Written exercise:
Copy each line below without leaving any out.

[START OF Data lines]

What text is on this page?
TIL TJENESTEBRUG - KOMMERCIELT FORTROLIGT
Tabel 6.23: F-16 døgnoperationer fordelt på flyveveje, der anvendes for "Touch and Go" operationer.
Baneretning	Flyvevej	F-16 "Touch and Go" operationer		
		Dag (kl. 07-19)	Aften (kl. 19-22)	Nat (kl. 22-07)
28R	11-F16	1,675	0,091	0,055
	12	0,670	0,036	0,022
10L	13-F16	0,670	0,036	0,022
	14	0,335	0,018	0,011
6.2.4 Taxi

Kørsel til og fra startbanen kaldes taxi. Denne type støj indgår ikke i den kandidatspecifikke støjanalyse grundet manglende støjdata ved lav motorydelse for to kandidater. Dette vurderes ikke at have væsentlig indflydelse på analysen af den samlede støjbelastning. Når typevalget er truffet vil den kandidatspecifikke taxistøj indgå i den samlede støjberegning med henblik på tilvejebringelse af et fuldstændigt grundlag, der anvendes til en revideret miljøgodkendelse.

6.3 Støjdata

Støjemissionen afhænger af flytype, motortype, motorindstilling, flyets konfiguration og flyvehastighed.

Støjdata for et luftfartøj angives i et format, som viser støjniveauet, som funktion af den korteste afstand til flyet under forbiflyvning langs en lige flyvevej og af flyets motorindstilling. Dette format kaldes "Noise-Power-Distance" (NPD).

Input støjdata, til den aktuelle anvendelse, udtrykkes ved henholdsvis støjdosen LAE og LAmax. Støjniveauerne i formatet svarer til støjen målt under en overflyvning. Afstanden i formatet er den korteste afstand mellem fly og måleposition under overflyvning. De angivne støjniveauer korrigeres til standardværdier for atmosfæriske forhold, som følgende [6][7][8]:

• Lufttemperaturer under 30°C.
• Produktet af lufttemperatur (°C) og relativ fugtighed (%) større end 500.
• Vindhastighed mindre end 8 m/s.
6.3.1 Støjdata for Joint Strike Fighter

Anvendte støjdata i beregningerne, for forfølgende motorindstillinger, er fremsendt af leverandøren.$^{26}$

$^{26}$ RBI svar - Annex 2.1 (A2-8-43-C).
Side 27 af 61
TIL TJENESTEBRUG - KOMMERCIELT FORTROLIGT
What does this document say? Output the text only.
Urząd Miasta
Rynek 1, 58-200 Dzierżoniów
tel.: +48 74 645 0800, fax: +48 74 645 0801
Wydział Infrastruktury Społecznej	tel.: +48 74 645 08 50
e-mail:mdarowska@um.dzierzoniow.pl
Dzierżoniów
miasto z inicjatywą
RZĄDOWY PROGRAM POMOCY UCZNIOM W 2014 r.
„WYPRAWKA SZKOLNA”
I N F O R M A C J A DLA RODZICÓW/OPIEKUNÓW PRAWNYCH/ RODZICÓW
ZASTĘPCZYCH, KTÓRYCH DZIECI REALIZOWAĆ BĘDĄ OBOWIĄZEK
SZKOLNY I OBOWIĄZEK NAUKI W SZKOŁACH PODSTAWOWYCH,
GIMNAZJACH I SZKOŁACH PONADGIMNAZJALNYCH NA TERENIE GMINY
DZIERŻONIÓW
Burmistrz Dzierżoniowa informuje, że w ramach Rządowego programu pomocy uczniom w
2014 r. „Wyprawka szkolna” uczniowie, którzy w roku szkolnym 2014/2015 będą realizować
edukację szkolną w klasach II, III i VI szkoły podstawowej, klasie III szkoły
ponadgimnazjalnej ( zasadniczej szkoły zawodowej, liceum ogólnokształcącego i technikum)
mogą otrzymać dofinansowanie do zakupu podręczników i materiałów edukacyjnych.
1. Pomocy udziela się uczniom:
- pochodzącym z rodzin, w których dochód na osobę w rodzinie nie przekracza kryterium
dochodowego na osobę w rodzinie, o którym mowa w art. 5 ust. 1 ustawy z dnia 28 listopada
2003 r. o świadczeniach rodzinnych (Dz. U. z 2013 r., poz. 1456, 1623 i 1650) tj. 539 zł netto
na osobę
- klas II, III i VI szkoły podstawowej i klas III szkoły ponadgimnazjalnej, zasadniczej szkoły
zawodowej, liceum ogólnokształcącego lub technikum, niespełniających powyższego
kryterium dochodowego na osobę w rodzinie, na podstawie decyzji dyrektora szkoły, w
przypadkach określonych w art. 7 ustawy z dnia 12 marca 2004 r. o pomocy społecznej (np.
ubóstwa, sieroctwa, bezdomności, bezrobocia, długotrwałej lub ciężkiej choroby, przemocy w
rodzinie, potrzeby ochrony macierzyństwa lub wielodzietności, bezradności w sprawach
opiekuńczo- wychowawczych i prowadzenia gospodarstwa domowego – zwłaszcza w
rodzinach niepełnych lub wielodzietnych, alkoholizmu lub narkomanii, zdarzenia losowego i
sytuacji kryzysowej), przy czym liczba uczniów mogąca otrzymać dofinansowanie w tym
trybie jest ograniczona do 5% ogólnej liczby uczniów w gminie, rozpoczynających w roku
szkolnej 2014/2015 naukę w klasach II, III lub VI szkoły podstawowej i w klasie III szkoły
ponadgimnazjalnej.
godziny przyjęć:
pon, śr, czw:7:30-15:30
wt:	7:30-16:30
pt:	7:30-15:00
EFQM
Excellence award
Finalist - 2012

[END OF Data lines]

Exercise answer:
What text is on this page?
TIL TJENESTEBRUG - KOMMERCIELT FORTROLIGT
Tabel 6.23: F-16 døgnoperationer fordelt på flyveveje, der anvendes for "Touch and Go" operationer.
Baneretning	Flyvevej	F-16 "Touch and Go" operationer		
		Dag (kl. 07-19)	Aften (kl. 19-22)	Nat (kl. 22-07)
28R	11-F16	1,675	0,091	0,055
	12	0,670	0,036	0,022
10L	13-F16	0,670	0,036	0,022
	14	0,335	0,018	0,011
6.2.4 Taxi

Kørsel til og fra startbanen kaldes taxi. Denne type støj indgår ikke i den kandidatspecifikke støjanalyse grundet manglende støjdata ved lav motorydelse for to kandidater. Dette vurderes ikke at have væsentlig indflydelse på analysen af den samlede støjbelastning. Når typevalget er truffet vil den kandidatspecifikke taxistøj indgå i den samlede støjberegning med henblik på tilvejebringelse af et fuldstændigt grundlag, der anvendes til en revideret miljøgodkendelse.

6.3 Støjdata

Støjemissionen afhænger af flytype, motortype, motorindstilling, flyets konfiguration og flyvehastighed.

Støjdata for et luftfartøj angives i et format, som viser støjniveauet, som funktion af den korteste afstand til flyet under forbiflyvning langs en lige flyvevej og af flyets motorindstilling. Dette format kaldes "Noise-Power-Distance" (NPD).

Input støjdata, til den aktuelle anvendelse, udtrykkes ved henholdsvis støjdosen LAE og LAmax. Støjniveauerne i formatet svarer til støjen målt under en overflyvning. Afstanden i formatet er den korteste afstand mellem fly og måleposition under overflyvning. De angivne støjniveauer korrigeres til standardværdier for atmosfæriske forhold, som følgende [6][7][8]:

• Lufttemperaturer under 30°C.
• Produktet af lufttemperatur (°C) og relativ fugtighed (%) større end 500.
• Vindhastighed mindre end 8 m/s.
6.3.1 Støjdata for Joint Strike Fighter

Anvendte støjdata i beregningerne, for forfølgende motorindstillinger, er fremsendt af leverandøren.$^{26}$

$^{26}$ RBI svar - Annex 2.1 (A2-8-43-C).
Side 27 af 61
TIL TJENESTEBRUG - KOMMERCIELT FORTROLIGT
What does this document say? Output the text only.
Urząd Miasta
Rynek 1, 58-200 Dzierżoniów
tel.: +48 74 645 0800, fax: +48 74 645 0801
Wydział Infrastruktury Społecznej	tel.: +48 74 645 08 50
e-mail:mdarowska@um.dzierzoniow.pl
Dzierżoniów
miasto z inicjatywą
RZĄDOWY PROGRAM POMOCY UCZNIOM W 2014 r.
„WYPRAWKA SZKOLNA”
I N F O R M A C J A DLA RODZICÓW/OPIEKUNÓW PRAWNYCH/ RODZICÓW
ZASTĘPCZYCH, KTÓRYCH DZIECI REALIZOWAĆ BĘDĄ OBOWIĄZEK
SZKOLNY I OBOWIĄZEK NAUKI W SZKOŁACH PODSTAWOWYCH,
GIMNAZJACH I SZKOŁACH PONADGIMNAZJALNYCH NA TERENIE GMINY
DZIERŻONIÓW
Burmistrz Dzierżoniowa informuje, że w ramach Rządowego programu pomocy uczniom w
2014 r. „Wyprawka szkolna” uczniowie, którzy w roku szkolnym 2014/2015 będą realizować
edukację szkolną w klasach II, III i VI szkoły podstawowej, klasie III szkoły
ponadgimnazjalnej ( zasadniczej szkoły zawodowej, liceum ogólnokształcącego i technikum)
mogą otrzymać dofinansowanie do zakupu podręczników i materiałów edukacyjnych.
1. Pomocy udziela się uczniom:
- pochodzącym z rodzin, w których dochód na osobę w rodzinie nie przekracza kryterium
dochodowego na osobę w rodzinie, o którym mowa w art. 5 ust. 1 ustawy z dnia 28 listopada
2003 r. o świadczeniach rodzinnych (Dz. U. z 2013 r., poz. 1456, 1623 i 1650) tj. 539 zł netto
na osobę
- klas II, III i VI szkoły podstawowej i klas III szkoły ponadgimnazjalnej, zasadniczej szkoły
zawodowej, liceum ogólnokształcącego lub technikum, niespełniających powyższego
kryterium dochodowego na osobę w rodzinie, na podstawie decyzji dyrektora szkoły, w
przypadkach określonych w art. 7 ustawy z dnia 12 marca 2004 r. o pomocy społecznej (np.
ubóstwa, sieroctwa, bezdomności, bezrobocia, długotrwałej lub ciężkiej choroby, przemocy w
rodzinie, potrzeby ochrony macierzyństwa lub wielodzietności, bezradności w sprawach
opiekuńczo- wychowawczych i prowadzenia gospodarstwa domowego – zwłaszcza w
rodzinach niepełnych lub wielodzietnych, alkoholizmu lub narkomanii, zdarzenia losowego i
sytuacji kryzysowej), przy czym liczba uczniów mogąca otrzymać dofinansowanie w tym
trybie jest ograniczona do 5% ogólnej liczby uczniów w gminie, rozpoczynających w roku
szkolnej 2014/2015 naukę w klasach II, III lub VI szkoły podstawowej i w klasie III szkoły
ponadgimnazjalnej.
godziny przyjęć:
pon, śr, czw:7:30-15:30
wt:	7:30-16:30
pt:	7:30-15:00
EFQM
Excellence award
Finalist - 2012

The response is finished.